# Challenge
Pick out each line of the records in which the word "Bourbon" appears.

══ Task material ══

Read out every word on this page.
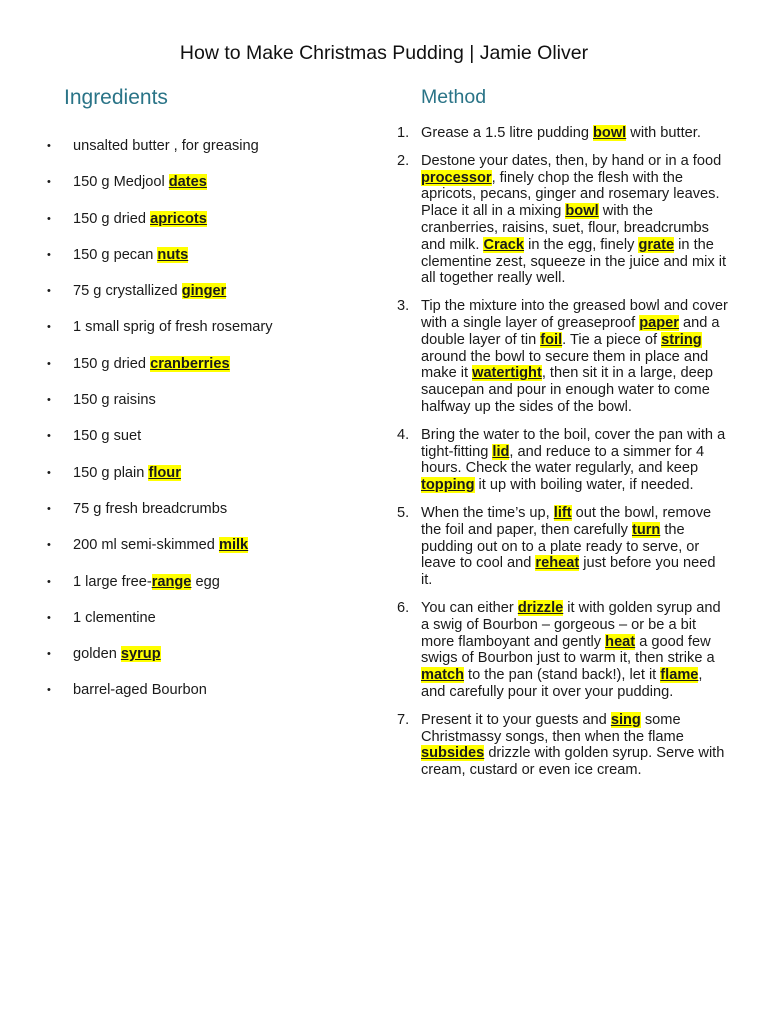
How to Make Christmas Pudding | Jamie Oliver
Ingredients	Method
• unsalted butter , for greasing
• 150 g Medjool dates
• 150 g dried apricots
• 150 g pecan nuts
• 75 g crystallized ginger
• 1 small sprig of fresh rosemary
• 150 g dried cranberries
• 150 g raisins
• 150 g suet
• 150 g plain flour
• 75 g fresh breadcrumbs
• 200 ml semi-skimmed milk
• 1 large free-range egg
• 1 clementine
• golden syrup
• barrel-aged Bourbon
1. Grease a 1.5 litre pudding bowl with butter.
2. Destone your dates, then, by hand or in a food processor, finely chop the flesh with the apricots, pecans, ginger and rosemary leaves. Place it all in a mixing bowl with the cranberries, raisins, suet, flour, breadcrumbs and milk. Crack in the egg, finely grate in the clementine zest, squeeze in the juice and mix it all together really well.
3. Tip the mixture into the greased bowl and cover with a single layer of greaseproof paper and a double layer of tin foil. Tie a piece of string around the bowl to secure them in place and make it watertight, then sit it in a large, deep saucepan and pour in enough water to come halfway up the sides of the bowl.
4. Bring the water to the boil, cover the pan with a tight-fitting lid, and reduce to a simmer for 4 hours. Check the water regularly, and keep topping it up with boiling water, if needed.
5. When the time’s up, lift out the bowl, remove the foil and paper, then carefully turn the pudding out on to a plate ready to serve, or leave to cool and reheat just before you need it.
6. You can either drizzle it with golden syrup and a swig of Bourbon – gorgeous – or be a bit more flamboyant and gently heat a good few swigs of Bourbon just to warm it, then strike a match to the pan (stand back!), let it flame, and carefully pour it over your pudding.
7. Present it to your guests and sing some Christmassy songs, then when the flame subsides drizzle with golden syrup. Serve with cream, custard or even ice cream.
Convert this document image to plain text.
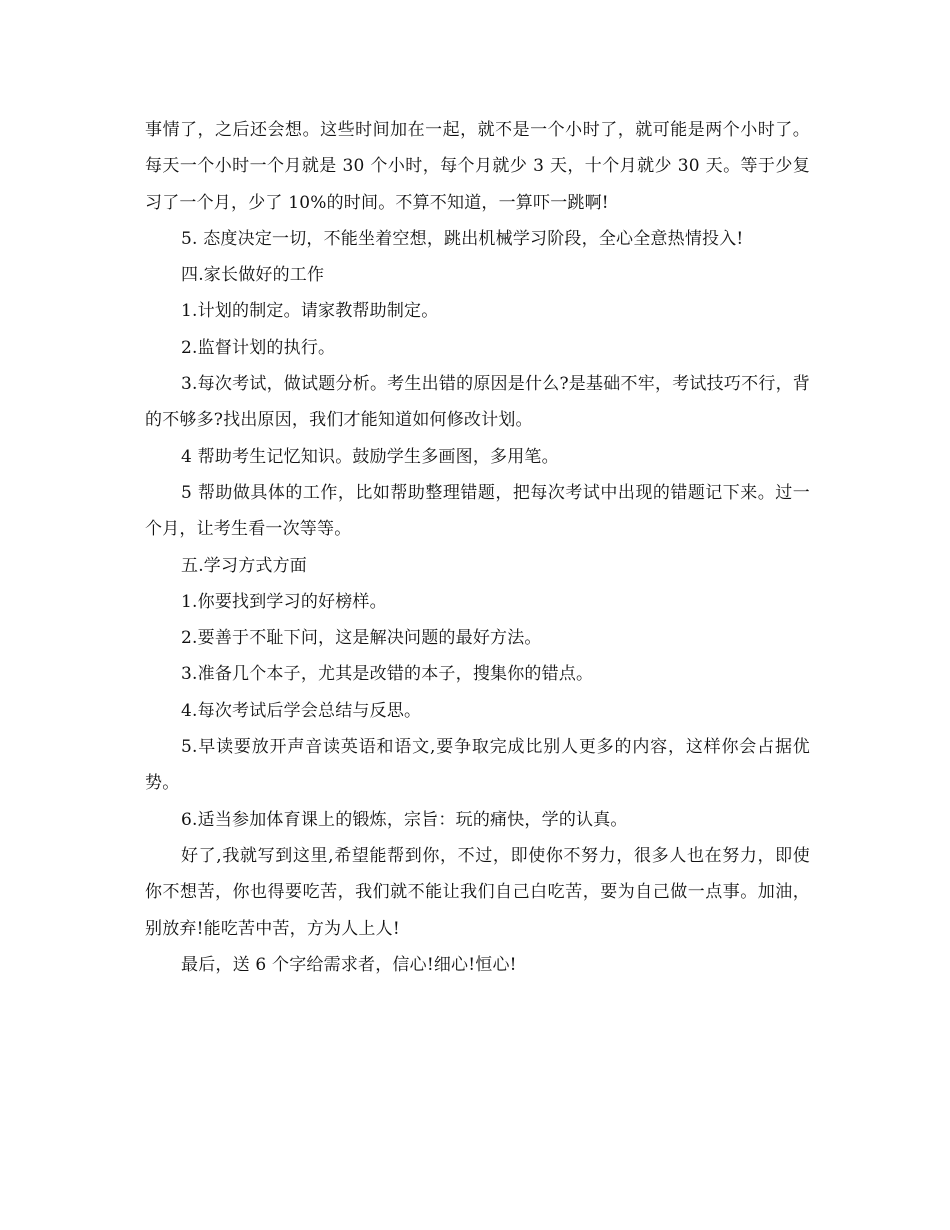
事情了，之后还会想。这些时间加在一起，就不是一个小时了，就可能是两个小时了。每天一个小时一个月就是 30 个小时，每个月就少 3 天，十个月就少 30 天。等于少复习了一个月，少了 10%的时间。不算不知道，一算吓一跳啊!

5. 态度决定一切，不能坐着空想，跳出机械学习阶段，全心全意热情投入!

四.家长做好的工作

1.计划的制定。请家教帮助制定。

2.监督计划的执行。

3.每次考试，做试题分析。考生出错的原因是什么?是基础不牢，考试技巧不行，背的不够多?找出原因，我们才能知道如何修改计划。

4 帮助考生记忆知识。鼓励学生多画图，多用笔。

5 帮助做具体的工作，比如帮助整理错题，把每次考试中出现的错题记下来。过一个月，让考生看一次等等。

五.学习方式方面

1.你要找到学习的好榜样。

2.要善于不耻下问，这是解决问题的最好方法。

3.准备几个本子，尤其是改错的本子，搜集你的错点。

4.每次考试后学会总结与反思。

5.早读要放开声音读英语和语文,要争取完成比别人更多的内容，这样你会占据优势。

6.适当参加体育课上的锻炼，宗旨：玩的痛快，学的认真。

好了,我就写到这里,希望能帮到你，不过，即使你不努力，很多人也在努力，即使你不想苦，你也得要吃苦，我们就不能让我们自己白吃苦，要为自己做一点事。加油，别放弃!能吃苦中苦，方为人上人!

最后，送 6 个字给需求者，信心!细心!恒心!
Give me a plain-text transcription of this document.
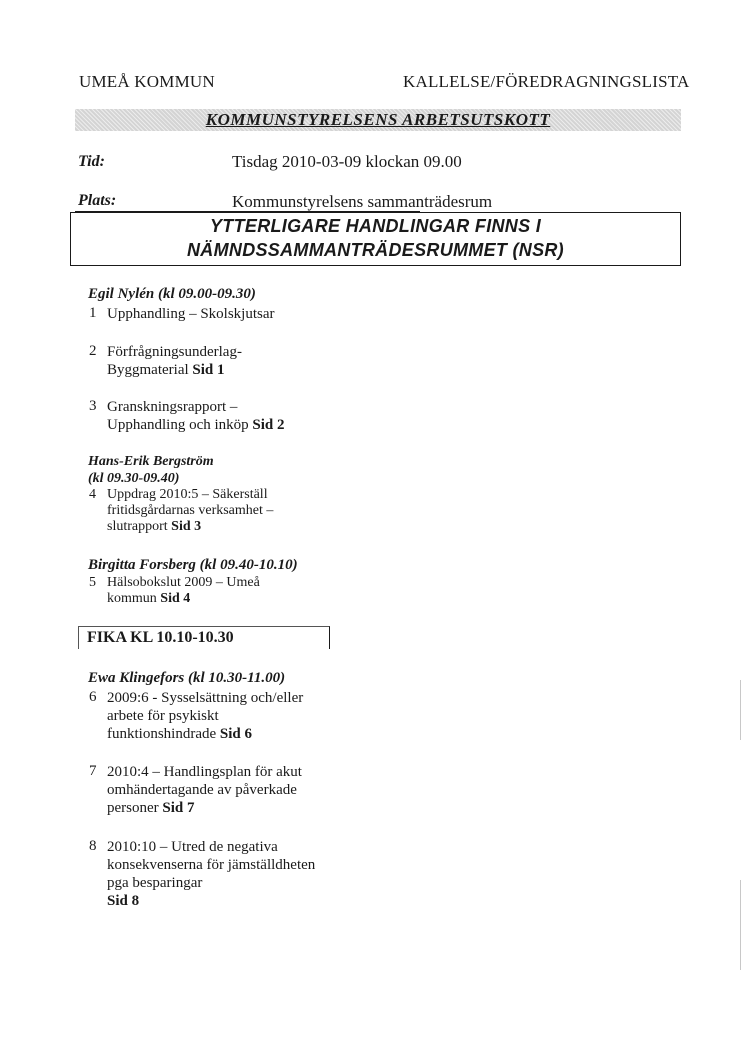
UMEÅ KOMMUN	KALLELSE/FÖREDRAGNINGSLISTA
KOMMUNSTYRELSENS ARBETSUTSKOTT
Tid:	Tisdag 2010-03-09 klockan 09.00
Plats:	Kommunstyrelsens sammanträdesrum
YTTERLIGARE HANDLINGAR FINNS I
NÄMNDSSAMMANTRÄDESRUMMET (NSR)
Egil Nylén (kl 09.00-09.30)
1 Upphandling – Skolskjutsar
2 Förfrågningsunderlag- Byggmaterial Sid 1
3 Granskningsrapport – Upphandling och inköp Sid 2
Hans-Erik Bergström
(kl 09.30-09.40)
4 Uppdrag 2010:5 – Säkerställ fritidsgårdarnas verksamhet – slutrapport Sid 3
Birgitta Forsberg (kl 09.40-10.10)
5 Hälsobokslut 2009 – Umeå kommun Sid 4
FIKA KL 10.10-10.30
Ewa Klingefors (kl 10.30-11.00)
6 2009:6 - Sysselsättning och/eller arbete för psykiskt funktionshindrade Sid 6
7 2010:4 – Handlingsplan för akut omhändertagande av påverkade personer Sid 7
8 2010:10 – Utred de negativa konsekvenserna för jämställdheten pga besparingar
Sid 8
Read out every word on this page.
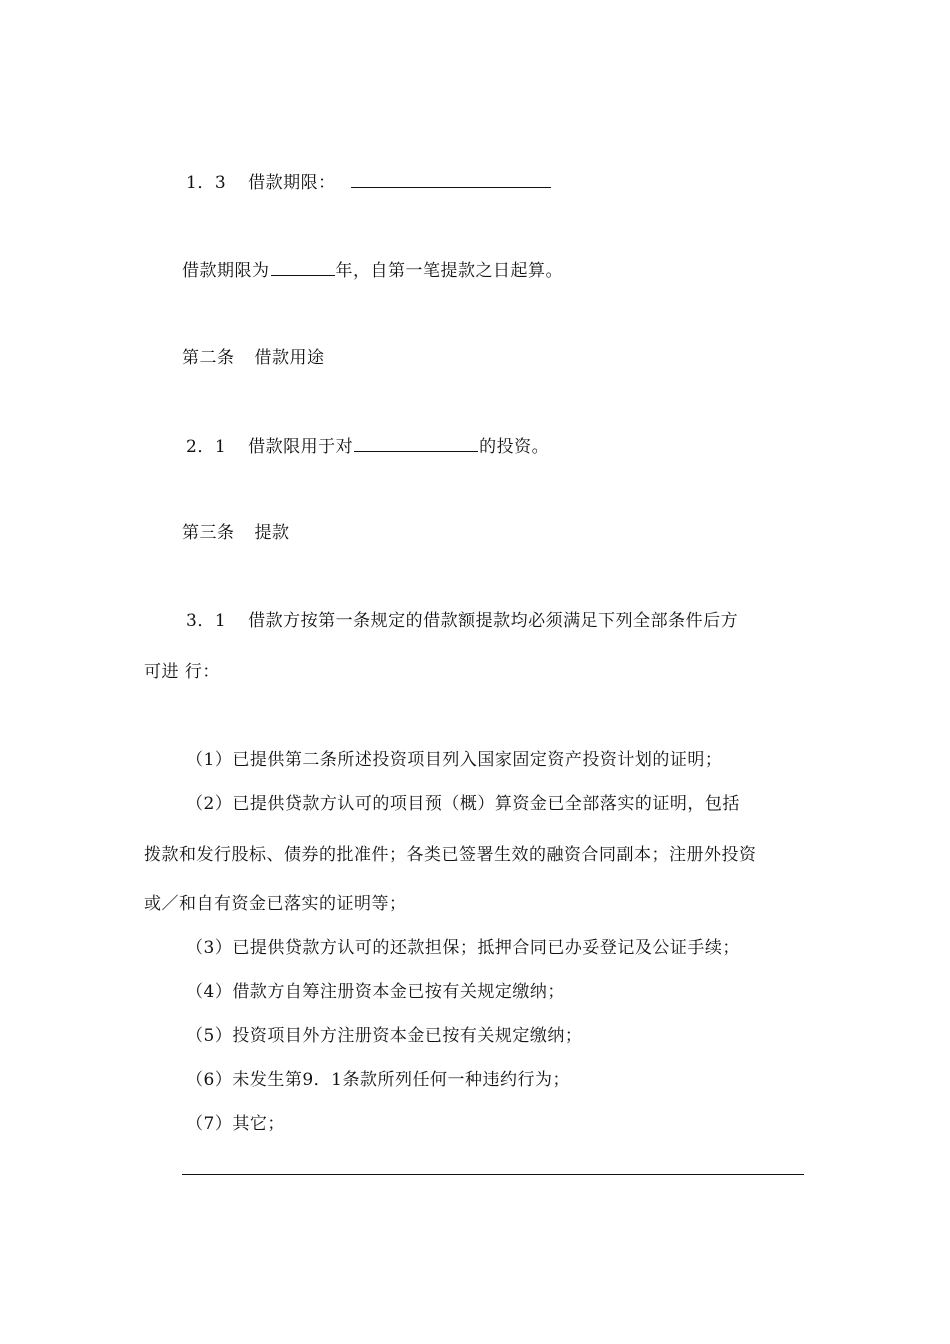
1．3 借款期限：
借款期限为	年，自第一笔提款之日起算。
第二条 借款用途
2．1 借款限用于对	的投资。
第三条 提款
3．1 借款方按第一条规定的借款额提款均必须满足下列全部条件后方
可进 行：
（1）已提供第二条所述投资项目列入国家固定资产投资计划的证明；
（2）已提供贷款方认可的项目预（概）算资金已全部落实的证明，包括
拨款和发行股标、债券的批准件；各类已签署生效的融资合同副本；注册外投资
或／和自有资金已落实的证明等；
（3）已提供贷款方认可的还款担保；抵押合同已办妥登记及公证手续；
（4）借款方自筹注册资本金已按有关规定缴纳；
（5）投资项目外方注册资本金已按有关规定缴纳；
（6）未发生第9．1条款所列任何一种违约行为；
（7）其它；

═══

# The solution
• barrel-aged Bourbon
6. You can either drizzle it with golden syrup and a swig of Bourbon – gorgeous – or be a bit more flamboyant and gently heat a good few swigs of Bourbon just to warm it, then strike a match to the pan (stand back!), let it flame, and carefully pour it over your pudding.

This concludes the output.